-- Work to complete --
Copy each entry as it stands, leaving nothing out.

-- Task input --

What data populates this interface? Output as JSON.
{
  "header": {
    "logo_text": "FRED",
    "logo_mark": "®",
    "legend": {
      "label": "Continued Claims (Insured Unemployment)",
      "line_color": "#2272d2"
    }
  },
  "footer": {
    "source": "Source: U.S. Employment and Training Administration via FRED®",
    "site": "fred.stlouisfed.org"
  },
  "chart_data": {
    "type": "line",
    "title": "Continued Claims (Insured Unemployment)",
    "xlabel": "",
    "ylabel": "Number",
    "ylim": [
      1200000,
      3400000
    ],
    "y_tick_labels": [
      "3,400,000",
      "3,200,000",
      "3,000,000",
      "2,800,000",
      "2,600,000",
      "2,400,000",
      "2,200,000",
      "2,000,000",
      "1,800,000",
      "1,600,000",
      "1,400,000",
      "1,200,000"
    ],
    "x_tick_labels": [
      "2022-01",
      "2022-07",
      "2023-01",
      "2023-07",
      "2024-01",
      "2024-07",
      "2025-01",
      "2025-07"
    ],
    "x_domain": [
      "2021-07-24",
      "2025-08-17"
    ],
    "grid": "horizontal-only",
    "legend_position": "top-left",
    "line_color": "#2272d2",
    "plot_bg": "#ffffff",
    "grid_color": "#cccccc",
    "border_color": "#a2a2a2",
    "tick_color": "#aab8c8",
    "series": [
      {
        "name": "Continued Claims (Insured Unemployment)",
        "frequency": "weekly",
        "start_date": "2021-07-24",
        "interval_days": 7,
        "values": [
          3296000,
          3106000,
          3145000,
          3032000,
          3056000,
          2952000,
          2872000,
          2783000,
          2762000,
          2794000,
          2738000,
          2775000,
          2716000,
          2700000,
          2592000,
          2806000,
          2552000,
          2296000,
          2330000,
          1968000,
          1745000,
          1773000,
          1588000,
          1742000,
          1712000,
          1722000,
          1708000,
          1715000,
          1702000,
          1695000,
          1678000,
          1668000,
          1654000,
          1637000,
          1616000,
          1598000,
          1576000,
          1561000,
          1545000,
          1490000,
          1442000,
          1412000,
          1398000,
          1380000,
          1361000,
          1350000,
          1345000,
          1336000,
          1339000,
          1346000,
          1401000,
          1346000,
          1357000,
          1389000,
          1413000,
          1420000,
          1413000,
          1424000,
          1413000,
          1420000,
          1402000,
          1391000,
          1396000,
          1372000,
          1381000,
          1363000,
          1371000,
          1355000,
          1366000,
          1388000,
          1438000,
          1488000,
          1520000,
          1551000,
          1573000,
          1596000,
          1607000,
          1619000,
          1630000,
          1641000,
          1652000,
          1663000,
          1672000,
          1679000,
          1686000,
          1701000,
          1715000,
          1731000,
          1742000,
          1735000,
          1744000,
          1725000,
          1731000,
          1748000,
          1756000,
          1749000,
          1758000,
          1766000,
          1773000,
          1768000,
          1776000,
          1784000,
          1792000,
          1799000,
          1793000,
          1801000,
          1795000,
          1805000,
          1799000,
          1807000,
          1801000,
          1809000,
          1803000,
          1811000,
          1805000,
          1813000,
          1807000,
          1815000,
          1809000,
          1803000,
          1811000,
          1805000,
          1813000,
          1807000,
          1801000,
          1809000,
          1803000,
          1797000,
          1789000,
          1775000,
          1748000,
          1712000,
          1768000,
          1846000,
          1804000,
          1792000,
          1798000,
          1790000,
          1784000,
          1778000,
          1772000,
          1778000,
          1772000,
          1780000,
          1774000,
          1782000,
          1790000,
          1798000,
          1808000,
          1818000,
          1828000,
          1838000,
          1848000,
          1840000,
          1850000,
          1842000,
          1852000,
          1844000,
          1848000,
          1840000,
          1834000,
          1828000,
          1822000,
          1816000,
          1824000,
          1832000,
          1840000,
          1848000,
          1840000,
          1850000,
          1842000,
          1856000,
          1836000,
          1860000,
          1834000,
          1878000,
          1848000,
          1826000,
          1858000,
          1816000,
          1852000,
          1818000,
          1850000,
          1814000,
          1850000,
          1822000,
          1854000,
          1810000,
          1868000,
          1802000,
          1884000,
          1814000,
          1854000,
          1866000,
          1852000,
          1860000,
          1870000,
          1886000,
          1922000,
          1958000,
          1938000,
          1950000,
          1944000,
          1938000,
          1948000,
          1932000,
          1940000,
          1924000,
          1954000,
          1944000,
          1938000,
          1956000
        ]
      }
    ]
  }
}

-- The answer --
What data populates this interface? Output as JSON.
{
  "header": {
    "logo_text": "FRED",
    "logo_mark": "®",
    "legend": {
      "label": "Continued Claims (Insured Unemployment)",
      "line_color": "#2272d2"
    }
  },
  "footer": {
    "source": "Source: U.S. Employment and Training Administration via FRED®",
    "site": "fred.stlouisfed.org"
  },
  "chart_data": {
    "type": "line",
    "title": "Continued Claims (Insured Unemployment)",
    "xlabel": "",
    "ylabel": "Number",
    "ylim": [
      1200000,
      3400000
    ],
    "y_tick_labels": [
      "3,400,000",
      "3,200,000",
      "3,000,000",
      "2,800,000",
      "2,600,000",
      "2,400,000",
      "2,200,000",
      "2,000,000",
      "1,800,000",
      "1,600,000",
      "1,400,000",
      "1,200,000"
    ],
    "x_tick_labels": [
      "2022-01",
      "2022-07",
      "2023-01",
      "2023-07",
      "2024-01",
      "2024-07",
      "2025-01",
      "2025-07"
    ],
    "x_domain": [
      "2021-07-24",
      "2025-08-17"
    ],
    "grid": "horizontal-only",
    "legend_position": "top-left",
    "line_color": "#2272d2",
    "plot_bg": "#ffffff",
    "grid_color": "#cccccc",
    "border_color": "#a2a2a2",
    "tick_color": "#aab8c8",
    "series": [
      {
        "name": "Continued Claims (Insured Unemployment)",
        "frequency": "weekly",
        "start_date": "2021-07-24",
        "interval_days": 7,
        "values": [
          3296000,
          3106000,
          3145000,
          3032000,
          3056000,
          2952000,
          2872000,
          2783000,
          2762000,
          2794000,
          2738000,
          2775000,
          2716000,
          2700000,
          2592000,
          2806000,
          2552000,
          2296000,
          2330000,
          1968000,
          1745000,
          1773000,
          1588000,
          1742000,
          1712000,
          1722000,
          1708000,
          1715000,
          1702000,
          1695000,
          1678000,
          1668000,
          1654000,
          1637000,
          1616000,
          1598000,
          1576000,
          1561000,
          1545000,
          1490000,
          1442000,
          1412000,
          1398000,
          1380000,
          1361000,
          1350000,
          1345000,
          1336000,
          1339000,
          1346000,
          1401000,
          1346000,
          1357000,
          1389000,
          1413000,
          1420000,
          1413000,
          1424000,
          1413000,
          1420000,
          1402000,
          1391000,
          1396000,
          1372000,
          1381000,
          1363000,
          1371000,
          1355000,
          1366000,
          1388000,
          1438000,
          1488000,
          1520000,
          1551000,
          1573000,
          1596000,
          1607000,
          1619000,
          1630000,
          1641000,
          1652000,
          1663000,
          1672000,
          1679000,
          1686000,
          1701000,
          1715000,
          1731000,
          1742000,
          1735000,
          1744000,
          1725000,
          1731000,
          1748000,
          1756000,
          1749000,
          1758000,
          1766000,
          1773000,
          1768000,
          1776000,
          1784000,
          1792000,
          1799000,
          1793000,
          1801000,
          1795000,
          1805000,
          1799000,
          1807000,
          1801000,
          1809000,
          1803000,
          1811000,
          1805000,
          1813000,
          1807000,
          1815000,
          1809000,
          1803000,
          1811000,
          1805000,
          1813000,
          1807000,
          1801000,
          1809000,
          1803000,
          1797000,
          1789000,
          1775000,
          1748000,
          1712000,
          1768000,
          1846000,
          1804000,
          1792000,
          1798000,
          1790000,
          1784000,
          1778000,
          1772000,
          1778000,
          1772000,
          1780000,
          1774000,
          1782000,
          1790000,
          1798000,
          1808000,
          1818000,
          1828000,
          1838000,
          1848000,
          1840000,
          1850000,
          1842000,
          1852000,
          1844000,
          1848000,
          1840000,
          1834000,
          1828000,
          1822000,
          1816000,
          1824000,
          1832000,
          1840000,
          1848000,
          1840000,
          1850000,
          1842000,
          1856000,
          1836000,
          1860000,
          1834000,
          1878000,
          1848000,
          1826000,
          1858000,
          1816000,
          1852000,
          1818000,
          1850000,
          1814000,
          1850000,
          1822000,
          1854000,
          1810000,
          1868000,
          1802000,
          1884000,
          1814000,
          1854000,
          1866000,
          1852000,
          1860000,
          1870000,
          1886000,
          1922000,
          1958000,
          1938000,
          1950000,
          1944000,
          1938000,
          1948000,
          1932000,
          1940000,
          1924000,
          1954000,
          1944000,
          1938000,
          1956000
        ]
      }
    ]
  }
}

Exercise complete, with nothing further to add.